(WHAT YOU NEED TO DO) Spot each line in the records below where the word "csak" occurs, then copy it.

Start of DATASET

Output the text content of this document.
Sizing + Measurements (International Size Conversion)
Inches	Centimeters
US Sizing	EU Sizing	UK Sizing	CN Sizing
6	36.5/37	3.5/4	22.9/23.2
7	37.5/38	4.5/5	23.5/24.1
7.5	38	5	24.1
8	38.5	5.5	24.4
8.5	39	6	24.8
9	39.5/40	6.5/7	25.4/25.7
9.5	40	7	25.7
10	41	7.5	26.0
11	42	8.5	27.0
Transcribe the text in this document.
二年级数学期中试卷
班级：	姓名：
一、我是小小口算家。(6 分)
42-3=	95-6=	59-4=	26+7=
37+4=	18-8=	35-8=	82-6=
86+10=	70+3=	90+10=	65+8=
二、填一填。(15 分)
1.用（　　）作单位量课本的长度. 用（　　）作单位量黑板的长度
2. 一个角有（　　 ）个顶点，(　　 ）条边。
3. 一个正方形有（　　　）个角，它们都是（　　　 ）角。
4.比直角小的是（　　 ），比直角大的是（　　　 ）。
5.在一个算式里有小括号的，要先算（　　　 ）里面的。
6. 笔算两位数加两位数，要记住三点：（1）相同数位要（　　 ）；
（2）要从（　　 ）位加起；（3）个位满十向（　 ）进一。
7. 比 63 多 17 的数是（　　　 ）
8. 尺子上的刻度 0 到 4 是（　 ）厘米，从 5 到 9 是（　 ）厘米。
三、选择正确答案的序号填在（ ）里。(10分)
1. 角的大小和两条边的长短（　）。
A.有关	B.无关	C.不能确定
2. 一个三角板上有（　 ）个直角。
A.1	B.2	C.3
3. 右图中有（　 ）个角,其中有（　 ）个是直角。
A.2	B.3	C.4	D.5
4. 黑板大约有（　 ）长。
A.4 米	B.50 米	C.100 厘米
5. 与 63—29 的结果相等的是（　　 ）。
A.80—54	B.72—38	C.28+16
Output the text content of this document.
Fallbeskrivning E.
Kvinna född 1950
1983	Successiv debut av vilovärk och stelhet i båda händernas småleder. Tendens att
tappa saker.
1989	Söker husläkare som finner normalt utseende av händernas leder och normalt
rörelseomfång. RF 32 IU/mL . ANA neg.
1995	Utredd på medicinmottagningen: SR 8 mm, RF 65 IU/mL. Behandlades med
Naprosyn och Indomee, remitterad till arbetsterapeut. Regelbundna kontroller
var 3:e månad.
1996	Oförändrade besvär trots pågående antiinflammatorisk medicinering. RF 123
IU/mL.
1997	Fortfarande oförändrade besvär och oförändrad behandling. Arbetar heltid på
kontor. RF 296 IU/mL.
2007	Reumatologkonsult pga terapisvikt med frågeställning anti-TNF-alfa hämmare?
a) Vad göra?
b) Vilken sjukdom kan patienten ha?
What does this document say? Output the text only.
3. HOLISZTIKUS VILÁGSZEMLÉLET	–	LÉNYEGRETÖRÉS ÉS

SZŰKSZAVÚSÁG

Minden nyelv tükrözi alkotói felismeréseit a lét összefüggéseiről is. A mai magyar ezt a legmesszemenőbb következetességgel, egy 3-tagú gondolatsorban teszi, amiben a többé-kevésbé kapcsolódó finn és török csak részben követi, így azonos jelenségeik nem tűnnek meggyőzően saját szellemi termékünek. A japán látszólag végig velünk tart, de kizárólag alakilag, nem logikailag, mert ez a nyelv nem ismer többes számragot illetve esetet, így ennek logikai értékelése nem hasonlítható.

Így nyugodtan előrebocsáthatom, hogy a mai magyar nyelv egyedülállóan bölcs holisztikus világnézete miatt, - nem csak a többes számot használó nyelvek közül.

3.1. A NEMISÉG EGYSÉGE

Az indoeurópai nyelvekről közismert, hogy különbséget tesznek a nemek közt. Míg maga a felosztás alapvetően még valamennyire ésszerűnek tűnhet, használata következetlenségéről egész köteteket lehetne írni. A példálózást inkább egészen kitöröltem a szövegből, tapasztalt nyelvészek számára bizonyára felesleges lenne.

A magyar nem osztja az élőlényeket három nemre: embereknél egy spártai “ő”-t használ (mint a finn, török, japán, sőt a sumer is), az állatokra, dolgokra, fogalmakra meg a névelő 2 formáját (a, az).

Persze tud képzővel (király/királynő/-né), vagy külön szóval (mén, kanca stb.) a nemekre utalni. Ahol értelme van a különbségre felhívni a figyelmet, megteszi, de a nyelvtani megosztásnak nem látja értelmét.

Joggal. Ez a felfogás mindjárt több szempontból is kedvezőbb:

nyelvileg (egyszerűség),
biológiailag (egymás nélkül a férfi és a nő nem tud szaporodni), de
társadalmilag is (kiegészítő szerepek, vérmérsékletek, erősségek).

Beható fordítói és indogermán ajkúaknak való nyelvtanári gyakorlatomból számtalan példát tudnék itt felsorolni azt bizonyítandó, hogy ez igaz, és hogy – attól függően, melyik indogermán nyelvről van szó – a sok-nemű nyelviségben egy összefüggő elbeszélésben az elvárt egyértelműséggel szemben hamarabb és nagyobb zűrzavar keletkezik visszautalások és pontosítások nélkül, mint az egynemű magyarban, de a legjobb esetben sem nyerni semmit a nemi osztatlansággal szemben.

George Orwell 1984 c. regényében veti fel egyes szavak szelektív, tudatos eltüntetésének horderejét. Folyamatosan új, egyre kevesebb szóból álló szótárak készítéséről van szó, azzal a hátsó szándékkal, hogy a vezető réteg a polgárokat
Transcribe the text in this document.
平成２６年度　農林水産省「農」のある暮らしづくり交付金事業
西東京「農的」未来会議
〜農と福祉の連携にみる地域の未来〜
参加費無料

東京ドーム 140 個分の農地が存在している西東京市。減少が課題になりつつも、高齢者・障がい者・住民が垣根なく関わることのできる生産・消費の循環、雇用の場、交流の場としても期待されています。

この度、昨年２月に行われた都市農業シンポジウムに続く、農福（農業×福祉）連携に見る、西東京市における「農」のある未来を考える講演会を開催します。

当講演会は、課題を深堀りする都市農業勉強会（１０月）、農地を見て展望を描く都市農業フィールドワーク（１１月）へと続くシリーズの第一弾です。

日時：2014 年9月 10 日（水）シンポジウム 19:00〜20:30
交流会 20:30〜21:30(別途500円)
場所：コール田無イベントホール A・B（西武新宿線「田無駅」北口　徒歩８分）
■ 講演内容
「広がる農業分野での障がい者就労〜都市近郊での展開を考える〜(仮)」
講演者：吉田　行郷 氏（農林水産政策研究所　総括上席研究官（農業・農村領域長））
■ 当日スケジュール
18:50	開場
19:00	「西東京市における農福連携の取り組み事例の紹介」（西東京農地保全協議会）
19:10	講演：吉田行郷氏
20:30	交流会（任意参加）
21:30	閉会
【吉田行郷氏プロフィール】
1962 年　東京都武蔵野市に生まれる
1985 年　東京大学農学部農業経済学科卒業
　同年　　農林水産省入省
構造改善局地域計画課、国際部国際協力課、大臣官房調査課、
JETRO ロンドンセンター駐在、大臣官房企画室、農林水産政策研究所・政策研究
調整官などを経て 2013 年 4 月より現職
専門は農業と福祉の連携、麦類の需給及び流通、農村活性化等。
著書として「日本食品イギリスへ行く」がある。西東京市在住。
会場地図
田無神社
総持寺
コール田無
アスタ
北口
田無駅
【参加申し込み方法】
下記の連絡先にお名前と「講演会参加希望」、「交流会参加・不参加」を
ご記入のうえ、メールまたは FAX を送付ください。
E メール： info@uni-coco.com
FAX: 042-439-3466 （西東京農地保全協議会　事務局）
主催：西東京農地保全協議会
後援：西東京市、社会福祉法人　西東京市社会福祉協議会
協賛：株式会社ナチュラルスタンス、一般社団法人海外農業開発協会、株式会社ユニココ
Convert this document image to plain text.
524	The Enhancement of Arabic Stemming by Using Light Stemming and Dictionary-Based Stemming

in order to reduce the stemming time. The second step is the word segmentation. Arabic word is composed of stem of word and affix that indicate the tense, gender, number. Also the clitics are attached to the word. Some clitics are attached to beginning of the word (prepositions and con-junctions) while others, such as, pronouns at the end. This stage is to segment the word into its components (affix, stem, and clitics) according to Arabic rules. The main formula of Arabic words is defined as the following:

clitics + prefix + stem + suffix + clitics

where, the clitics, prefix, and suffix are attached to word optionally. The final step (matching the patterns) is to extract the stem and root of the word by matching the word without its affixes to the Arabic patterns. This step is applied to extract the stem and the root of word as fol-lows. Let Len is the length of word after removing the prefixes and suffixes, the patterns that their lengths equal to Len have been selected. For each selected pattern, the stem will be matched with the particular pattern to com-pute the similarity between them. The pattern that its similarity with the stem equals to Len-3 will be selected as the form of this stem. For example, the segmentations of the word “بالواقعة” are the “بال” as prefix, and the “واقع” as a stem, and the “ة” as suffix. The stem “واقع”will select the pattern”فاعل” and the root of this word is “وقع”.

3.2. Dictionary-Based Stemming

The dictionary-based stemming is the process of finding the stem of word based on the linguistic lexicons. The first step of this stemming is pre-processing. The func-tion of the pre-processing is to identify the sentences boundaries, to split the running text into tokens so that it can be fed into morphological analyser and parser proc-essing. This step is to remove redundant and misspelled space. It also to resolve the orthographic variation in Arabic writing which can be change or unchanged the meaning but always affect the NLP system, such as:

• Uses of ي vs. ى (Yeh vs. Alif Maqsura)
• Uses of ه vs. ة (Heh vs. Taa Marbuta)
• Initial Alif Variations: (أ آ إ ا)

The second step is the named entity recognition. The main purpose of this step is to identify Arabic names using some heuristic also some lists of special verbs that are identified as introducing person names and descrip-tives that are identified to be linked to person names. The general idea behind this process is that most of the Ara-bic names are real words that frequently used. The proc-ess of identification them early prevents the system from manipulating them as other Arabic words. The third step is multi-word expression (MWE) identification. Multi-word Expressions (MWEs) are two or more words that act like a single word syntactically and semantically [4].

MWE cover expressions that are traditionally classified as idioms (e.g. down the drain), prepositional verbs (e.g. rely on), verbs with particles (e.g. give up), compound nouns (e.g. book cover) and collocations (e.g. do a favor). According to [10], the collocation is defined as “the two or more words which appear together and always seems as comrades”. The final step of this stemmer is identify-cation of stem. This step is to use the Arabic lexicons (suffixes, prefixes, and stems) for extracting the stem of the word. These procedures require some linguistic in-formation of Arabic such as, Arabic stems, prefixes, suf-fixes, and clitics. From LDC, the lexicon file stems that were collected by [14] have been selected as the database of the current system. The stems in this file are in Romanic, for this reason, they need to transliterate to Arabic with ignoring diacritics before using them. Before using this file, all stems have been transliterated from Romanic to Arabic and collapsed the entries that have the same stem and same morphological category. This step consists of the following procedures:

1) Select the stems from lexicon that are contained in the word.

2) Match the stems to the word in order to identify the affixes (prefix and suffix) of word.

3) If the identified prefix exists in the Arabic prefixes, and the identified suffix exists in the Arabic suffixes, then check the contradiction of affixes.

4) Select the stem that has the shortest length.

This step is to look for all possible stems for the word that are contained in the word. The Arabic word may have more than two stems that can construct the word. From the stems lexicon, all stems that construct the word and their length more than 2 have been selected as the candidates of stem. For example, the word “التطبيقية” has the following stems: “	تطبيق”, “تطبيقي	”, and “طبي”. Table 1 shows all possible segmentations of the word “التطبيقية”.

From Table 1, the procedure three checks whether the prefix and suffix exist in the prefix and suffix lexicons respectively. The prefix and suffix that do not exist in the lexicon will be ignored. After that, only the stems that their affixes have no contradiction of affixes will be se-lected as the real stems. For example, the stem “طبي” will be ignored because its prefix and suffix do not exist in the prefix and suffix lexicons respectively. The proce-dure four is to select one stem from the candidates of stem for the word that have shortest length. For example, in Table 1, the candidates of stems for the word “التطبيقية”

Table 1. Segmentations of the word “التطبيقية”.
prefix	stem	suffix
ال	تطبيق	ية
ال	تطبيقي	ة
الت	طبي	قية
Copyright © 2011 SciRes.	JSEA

End of DATASET

(EXERCISE RESPONSE)
Minden nyelv tükrözi alkotói felismeréseit a lét összefüggéseiről is. A mai magyar ezt a legmesszemenőbb következetességgel, egy 3-tagú gondolatsorban teszi, amiben a többé-kevésbé kapcsolódó finn és török csak részben követi, így azonos jelenségeik nem tűnnek meggyőzően saját szellemi termékünek. A japán látszólag végig velünk tart, de kizárólag alakilag, nem logikailag, mert ez a nyelv nem ismer többes számragot illetve esetet, így ennek logikai értékelése nem hasonlítható.
Így nyugodtan előrebocsáthatom, hogy a mai magyar nyelv egyedülállóan bölcs holisztikus világnézete miatt, - nem csak a többes számot használó nyelvek közül.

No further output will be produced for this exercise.